### [EXERCISE INSTRUCTIONS]
Copy out all lines in the data below containing the string "title".

### [Entries from a dataset]
══════════

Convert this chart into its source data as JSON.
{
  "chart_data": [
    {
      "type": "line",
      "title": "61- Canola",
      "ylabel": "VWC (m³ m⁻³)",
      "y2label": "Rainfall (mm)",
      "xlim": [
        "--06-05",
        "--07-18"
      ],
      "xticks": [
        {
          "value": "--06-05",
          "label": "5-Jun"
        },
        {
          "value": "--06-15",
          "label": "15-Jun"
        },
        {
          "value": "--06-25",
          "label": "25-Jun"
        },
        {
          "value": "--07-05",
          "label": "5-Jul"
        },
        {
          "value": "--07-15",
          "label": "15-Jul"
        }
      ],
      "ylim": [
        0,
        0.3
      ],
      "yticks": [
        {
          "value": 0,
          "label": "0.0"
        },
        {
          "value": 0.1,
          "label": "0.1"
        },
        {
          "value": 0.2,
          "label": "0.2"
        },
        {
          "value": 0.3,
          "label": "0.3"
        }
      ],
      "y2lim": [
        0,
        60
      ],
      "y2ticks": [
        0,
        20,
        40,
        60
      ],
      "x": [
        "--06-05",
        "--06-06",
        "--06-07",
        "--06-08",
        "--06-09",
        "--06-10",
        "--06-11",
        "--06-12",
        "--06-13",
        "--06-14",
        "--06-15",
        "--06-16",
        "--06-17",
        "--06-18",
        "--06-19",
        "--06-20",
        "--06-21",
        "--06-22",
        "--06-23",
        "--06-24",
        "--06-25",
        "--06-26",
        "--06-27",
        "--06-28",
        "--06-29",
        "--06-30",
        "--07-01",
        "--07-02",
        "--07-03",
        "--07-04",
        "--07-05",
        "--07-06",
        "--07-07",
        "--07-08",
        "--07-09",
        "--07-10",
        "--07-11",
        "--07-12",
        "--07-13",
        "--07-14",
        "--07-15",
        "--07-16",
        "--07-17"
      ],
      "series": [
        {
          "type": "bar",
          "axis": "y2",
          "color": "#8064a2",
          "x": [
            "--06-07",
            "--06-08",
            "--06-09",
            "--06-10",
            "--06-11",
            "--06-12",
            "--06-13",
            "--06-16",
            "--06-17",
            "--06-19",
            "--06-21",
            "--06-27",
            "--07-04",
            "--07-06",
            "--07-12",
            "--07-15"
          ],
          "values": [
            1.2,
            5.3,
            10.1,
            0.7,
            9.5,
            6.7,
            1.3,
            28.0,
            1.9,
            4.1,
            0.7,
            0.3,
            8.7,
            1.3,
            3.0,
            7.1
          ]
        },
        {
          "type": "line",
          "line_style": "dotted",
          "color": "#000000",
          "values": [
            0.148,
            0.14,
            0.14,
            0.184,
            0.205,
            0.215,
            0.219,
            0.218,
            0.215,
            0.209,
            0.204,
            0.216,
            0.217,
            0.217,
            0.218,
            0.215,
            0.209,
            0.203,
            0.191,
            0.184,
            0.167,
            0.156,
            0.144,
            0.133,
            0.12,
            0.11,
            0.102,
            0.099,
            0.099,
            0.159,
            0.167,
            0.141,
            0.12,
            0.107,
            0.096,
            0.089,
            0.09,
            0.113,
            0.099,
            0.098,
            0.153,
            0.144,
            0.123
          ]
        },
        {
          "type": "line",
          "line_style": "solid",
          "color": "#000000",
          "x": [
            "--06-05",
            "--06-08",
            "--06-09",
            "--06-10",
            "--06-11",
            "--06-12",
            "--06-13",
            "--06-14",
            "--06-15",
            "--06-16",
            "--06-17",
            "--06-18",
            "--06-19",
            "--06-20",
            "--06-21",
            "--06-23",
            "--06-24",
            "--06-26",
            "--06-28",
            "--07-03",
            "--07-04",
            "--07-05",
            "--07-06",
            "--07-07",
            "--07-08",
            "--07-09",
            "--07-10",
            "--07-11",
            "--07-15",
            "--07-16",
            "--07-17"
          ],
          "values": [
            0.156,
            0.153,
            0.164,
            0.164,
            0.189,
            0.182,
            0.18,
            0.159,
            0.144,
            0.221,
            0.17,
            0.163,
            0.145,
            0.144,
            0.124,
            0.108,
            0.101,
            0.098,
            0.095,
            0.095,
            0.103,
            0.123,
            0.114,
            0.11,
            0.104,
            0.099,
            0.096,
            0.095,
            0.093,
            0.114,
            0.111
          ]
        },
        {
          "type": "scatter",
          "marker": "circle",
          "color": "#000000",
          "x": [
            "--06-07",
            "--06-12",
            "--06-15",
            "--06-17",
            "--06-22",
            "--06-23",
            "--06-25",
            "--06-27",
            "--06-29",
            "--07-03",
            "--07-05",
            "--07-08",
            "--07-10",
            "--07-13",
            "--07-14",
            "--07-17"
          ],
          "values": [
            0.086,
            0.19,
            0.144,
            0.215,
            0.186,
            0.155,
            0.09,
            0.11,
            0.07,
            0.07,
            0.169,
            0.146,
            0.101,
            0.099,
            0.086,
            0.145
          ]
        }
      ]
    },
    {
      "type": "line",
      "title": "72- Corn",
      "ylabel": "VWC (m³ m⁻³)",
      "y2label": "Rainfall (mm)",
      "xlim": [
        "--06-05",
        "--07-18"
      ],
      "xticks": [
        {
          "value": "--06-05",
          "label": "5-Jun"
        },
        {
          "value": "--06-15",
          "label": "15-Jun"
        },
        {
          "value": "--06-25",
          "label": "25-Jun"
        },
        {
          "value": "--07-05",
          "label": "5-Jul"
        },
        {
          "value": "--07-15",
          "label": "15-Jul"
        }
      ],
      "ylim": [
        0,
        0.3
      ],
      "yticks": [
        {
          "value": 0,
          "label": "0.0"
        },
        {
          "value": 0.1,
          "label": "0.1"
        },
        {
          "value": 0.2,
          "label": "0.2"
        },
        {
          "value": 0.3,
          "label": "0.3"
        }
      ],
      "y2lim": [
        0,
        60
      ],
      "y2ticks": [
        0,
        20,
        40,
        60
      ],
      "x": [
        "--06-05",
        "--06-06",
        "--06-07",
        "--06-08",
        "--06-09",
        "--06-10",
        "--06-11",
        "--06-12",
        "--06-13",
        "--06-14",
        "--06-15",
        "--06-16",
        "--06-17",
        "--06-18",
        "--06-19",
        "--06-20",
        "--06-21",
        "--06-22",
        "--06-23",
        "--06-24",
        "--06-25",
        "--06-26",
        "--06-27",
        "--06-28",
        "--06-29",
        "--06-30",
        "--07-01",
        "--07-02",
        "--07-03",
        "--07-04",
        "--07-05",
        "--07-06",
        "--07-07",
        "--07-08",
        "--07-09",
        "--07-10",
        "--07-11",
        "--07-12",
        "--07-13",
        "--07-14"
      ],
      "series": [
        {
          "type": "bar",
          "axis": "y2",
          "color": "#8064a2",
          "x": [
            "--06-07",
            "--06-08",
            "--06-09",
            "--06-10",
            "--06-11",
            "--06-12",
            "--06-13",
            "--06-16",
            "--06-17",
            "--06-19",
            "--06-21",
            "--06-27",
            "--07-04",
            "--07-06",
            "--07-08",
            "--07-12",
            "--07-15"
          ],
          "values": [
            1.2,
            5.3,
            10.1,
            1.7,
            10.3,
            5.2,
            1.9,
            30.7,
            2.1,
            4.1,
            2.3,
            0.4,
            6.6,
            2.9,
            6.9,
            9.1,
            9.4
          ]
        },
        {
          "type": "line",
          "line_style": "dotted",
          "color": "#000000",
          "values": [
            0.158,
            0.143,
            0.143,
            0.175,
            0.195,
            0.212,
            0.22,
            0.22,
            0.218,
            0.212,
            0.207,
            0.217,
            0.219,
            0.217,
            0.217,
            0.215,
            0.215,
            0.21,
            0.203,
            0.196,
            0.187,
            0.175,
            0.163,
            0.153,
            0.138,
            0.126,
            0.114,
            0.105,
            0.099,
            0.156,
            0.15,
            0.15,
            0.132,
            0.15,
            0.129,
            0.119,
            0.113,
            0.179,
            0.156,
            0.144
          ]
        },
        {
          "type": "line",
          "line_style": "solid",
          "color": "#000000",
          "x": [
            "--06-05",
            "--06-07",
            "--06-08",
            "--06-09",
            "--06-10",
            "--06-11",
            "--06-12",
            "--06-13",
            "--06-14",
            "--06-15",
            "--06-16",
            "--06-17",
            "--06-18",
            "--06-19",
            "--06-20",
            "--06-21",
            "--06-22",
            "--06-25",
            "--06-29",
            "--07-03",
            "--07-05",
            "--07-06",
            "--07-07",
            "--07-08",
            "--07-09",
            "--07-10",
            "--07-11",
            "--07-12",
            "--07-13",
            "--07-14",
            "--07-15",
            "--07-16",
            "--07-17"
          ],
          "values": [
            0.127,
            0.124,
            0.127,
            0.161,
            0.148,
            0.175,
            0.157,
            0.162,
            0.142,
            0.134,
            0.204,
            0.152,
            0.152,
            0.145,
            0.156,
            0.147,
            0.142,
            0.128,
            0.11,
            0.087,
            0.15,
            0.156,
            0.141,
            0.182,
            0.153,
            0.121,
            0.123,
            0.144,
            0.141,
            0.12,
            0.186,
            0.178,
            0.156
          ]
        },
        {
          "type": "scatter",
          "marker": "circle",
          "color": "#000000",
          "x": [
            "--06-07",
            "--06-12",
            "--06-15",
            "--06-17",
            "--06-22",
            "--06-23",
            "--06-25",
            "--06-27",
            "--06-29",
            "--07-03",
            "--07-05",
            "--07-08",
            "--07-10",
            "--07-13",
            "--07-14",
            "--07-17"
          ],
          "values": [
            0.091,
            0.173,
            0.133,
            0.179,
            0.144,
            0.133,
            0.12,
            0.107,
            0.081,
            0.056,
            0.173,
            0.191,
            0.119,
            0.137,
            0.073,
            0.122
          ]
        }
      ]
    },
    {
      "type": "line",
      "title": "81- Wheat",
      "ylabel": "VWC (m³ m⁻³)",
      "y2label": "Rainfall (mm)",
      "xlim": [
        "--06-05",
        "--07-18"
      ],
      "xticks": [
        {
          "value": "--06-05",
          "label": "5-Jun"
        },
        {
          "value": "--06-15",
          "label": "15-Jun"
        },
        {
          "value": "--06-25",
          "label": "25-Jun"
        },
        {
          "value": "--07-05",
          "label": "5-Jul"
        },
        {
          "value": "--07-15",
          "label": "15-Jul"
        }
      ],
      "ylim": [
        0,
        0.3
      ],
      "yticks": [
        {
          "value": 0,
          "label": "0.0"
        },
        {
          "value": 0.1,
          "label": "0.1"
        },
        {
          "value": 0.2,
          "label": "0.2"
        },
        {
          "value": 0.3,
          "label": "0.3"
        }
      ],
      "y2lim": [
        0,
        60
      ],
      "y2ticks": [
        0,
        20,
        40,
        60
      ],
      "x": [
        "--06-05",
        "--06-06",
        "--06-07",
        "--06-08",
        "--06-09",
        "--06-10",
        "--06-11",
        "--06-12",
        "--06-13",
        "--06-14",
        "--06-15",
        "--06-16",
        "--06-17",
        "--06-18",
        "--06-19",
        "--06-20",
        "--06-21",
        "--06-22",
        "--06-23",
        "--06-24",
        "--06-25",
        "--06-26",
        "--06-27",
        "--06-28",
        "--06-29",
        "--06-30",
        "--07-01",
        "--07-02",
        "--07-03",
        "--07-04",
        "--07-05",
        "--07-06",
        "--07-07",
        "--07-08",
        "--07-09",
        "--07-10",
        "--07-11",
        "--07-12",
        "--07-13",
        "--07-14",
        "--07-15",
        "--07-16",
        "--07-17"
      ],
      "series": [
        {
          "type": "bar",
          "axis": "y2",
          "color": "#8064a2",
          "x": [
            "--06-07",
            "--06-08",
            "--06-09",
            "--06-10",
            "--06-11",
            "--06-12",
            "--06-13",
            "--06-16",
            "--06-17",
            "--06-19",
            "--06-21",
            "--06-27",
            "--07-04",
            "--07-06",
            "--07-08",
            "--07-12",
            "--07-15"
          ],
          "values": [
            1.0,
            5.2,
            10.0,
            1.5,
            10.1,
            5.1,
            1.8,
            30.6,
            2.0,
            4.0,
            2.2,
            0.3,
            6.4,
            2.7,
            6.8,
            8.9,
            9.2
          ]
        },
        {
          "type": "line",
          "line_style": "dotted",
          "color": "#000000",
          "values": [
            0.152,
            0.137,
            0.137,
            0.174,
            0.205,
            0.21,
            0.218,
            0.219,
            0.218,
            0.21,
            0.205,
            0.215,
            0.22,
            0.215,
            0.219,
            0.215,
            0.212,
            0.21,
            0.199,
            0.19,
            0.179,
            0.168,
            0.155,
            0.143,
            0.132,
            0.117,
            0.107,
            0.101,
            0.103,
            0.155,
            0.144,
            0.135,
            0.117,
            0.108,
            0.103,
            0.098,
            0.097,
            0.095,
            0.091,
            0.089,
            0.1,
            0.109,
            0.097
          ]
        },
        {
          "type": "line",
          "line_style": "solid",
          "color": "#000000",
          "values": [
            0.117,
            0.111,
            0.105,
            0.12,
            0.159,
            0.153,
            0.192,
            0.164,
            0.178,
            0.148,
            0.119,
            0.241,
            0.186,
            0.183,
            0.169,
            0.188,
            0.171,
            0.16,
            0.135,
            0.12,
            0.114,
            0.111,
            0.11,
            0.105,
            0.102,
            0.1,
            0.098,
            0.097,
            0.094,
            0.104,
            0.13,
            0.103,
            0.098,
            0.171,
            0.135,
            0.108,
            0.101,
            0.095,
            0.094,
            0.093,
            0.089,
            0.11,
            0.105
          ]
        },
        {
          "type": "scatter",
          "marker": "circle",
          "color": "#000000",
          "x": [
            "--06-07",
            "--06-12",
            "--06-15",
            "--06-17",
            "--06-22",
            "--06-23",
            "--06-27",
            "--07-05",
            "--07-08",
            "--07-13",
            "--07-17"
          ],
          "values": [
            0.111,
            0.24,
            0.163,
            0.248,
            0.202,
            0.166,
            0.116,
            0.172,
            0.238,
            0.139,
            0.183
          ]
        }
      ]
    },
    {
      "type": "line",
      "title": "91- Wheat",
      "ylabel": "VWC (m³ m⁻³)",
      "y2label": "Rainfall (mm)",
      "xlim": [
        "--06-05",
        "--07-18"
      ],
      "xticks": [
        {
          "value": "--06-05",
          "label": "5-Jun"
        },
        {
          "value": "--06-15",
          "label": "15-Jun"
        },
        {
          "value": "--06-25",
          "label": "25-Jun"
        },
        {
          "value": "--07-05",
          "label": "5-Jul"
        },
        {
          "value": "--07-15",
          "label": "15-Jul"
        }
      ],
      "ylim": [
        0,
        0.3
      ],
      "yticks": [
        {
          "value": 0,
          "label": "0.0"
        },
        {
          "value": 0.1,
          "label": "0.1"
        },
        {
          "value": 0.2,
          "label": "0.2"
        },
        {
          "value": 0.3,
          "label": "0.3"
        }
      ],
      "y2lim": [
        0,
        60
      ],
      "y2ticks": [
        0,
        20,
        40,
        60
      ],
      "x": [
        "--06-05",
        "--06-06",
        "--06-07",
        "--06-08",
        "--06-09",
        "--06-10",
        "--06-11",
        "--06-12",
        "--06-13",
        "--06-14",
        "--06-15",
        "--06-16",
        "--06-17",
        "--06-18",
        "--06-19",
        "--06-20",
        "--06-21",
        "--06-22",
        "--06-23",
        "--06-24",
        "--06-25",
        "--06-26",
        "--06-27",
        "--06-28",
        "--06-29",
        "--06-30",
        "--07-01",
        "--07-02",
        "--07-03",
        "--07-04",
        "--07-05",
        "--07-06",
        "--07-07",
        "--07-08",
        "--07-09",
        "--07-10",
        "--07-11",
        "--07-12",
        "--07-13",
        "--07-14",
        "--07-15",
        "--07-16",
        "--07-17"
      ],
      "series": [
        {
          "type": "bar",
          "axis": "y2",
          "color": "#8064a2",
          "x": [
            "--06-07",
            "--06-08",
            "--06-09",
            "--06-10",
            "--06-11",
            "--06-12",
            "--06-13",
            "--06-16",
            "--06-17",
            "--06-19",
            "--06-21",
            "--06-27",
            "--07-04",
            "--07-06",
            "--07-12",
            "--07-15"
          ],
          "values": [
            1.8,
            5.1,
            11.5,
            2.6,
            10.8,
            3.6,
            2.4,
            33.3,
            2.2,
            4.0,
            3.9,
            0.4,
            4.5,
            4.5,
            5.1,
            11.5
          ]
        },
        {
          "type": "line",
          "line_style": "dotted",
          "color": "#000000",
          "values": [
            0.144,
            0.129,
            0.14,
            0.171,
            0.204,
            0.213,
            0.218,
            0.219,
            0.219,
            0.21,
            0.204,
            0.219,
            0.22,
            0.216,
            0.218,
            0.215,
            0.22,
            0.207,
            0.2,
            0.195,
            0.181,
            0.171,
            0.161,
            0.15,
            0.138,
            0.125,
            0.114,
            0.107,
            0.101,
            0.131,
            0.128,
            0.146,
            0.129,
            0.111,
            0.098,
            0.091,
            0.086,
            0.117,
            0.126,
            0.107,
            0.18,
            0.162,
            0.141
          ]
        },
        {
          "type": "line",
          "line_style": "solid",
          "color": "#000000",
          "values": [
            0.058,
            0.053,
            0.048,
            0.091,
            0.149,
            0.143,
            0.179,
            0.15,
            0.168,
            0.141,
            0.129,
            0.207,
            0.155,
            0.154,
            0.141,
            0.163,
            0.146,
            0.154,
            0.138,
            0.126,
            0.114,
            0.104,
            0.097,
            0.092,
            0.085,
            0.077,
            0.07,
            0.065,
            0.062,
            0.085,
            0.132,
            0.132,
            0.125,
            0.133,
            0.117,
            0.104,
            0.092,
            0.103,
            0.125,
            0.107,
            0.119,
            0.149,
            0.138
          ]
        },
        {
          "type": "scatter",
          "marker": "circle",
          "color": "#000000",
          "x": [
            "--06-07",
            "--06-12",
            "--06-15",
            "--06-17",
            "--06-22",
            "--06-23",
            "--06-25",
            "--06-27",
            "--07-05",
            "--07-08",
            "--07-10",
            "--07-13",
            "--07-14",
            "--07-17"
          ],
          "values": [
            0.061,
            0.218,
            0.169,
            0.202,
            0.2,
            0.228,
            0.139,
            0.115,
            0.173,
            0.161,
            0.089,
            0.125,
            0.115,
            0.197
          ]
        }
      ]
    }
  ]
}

══════════

### [FINISHED ANSWER]
      "title": "61- Canola",
      "title": "72- Corn",
      "title": "81- Wheat",
      "title": "91- Wheat",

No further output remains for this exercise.